:: EXTRACTED RECORDS ::

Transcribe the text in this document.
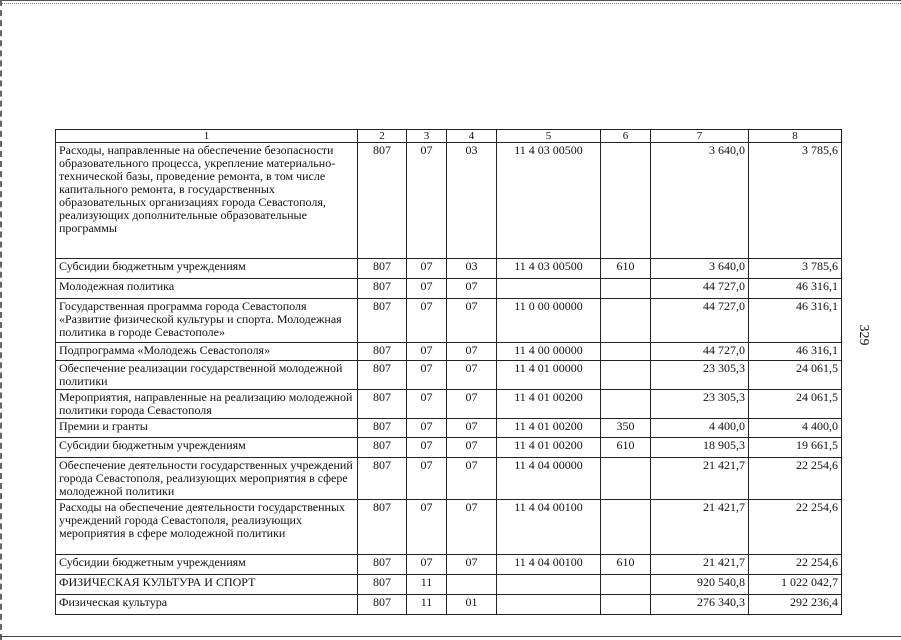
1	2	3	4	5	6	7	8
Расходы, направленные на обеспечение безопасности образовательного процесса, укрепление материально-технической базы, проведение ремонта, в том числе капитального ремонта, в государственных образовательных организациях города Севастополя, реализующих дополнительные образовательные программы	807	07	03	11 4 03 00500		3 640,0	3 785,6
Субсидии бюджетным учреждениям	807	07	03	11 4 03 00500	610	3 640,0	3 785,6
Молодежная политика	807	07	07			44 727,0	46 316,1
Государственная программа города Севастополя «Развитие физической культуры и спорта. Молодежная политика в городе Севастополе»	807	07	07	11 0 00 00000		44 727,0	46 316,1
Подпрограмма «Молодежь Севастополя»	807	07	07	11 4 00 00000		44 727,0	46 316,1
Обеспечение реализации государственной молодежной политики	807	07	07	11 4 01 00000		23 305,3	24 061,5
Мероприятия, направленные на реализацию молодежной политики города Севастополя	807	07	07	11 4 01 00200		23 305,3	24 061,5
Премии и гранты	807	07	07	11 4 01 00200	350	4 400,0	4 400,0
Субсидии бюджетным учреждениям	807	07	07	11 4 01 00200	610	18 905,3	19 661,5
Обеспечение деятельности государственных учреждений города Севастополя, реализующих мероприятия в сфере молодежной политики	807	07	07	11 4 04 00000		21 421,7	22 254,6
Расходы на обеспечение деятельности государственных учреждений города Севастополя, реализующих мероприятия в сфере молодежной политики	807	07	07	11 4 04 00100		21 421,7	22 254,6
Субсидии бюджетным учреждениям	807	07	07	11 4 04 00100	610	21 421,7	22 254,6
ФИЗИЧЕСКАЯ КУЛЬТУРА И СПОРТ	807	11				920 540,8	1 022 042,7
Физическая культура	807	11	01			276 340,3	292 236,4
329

==

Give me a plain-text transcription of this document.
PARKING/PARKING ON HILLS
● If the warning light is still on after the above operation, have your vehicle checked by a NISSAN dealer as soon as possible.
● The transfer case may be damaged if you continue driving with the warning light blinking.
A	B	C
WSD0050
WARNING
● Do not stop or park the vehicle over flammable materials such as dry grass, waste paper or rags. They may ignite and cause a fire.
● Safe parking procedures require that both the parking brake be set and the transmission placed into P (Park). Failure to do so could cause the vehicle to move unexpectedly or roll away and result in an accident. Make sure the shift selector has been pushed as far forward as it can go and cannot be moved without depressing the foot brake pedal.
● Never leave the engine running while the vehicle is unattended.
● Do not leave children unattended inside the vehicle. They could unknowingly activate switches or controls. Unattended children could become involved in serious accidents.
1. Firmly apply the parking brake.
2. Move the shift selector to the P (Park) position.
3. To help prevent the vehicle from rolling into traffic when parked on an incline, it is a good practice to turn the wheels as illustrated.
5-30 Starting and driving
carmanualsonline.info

---

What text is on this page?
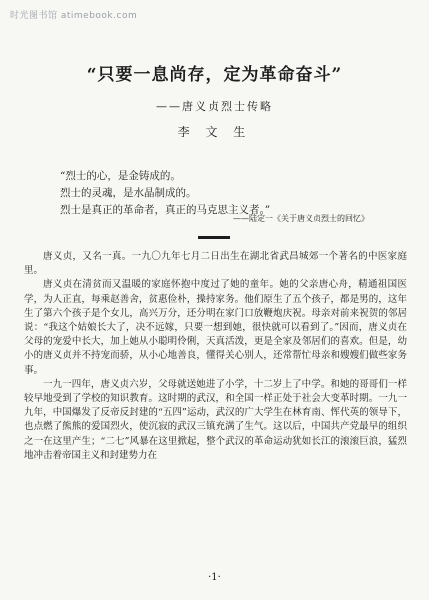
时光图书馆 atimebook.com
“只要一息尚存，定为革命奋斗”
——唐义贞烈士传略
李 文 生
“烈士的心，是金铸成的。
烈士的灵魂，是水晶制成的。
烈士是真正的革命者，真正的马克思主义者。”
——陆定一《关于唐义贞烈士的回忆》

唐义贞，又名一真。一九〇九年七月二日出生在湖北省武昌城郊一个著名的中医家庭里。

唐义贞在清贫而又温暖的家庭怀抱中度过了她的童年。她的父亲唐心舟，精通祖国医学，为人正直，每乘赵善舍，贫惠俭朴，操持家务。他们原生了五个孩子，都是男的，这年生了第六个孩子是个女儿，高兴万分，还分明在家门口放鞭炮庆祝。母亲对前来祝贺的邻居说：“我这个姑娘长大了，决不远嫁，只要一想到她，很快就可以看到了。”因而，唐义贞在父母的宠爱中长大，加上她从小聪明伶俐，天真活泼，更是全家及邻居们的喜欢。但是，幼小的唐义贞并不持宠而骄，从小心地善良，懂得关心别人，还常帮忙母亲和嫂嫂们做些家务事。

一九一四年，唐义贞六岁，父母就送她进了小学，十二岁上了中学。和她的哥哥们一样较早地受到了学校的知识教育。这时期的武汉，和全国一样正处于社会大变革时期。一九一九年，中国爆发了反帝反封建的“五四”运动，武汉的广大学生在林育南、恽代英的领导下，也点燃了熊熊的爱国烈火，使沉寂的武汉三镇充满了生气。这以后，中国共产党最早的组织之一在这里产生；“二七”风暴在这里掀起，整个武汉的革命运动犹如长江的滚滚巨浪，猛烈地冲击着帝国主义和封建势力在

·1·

:: YOUR TASK ::
What is the number of lines in these records that contain "vehicle"? Reply with the number only.

:: EXERCISE SOLUTION ::
6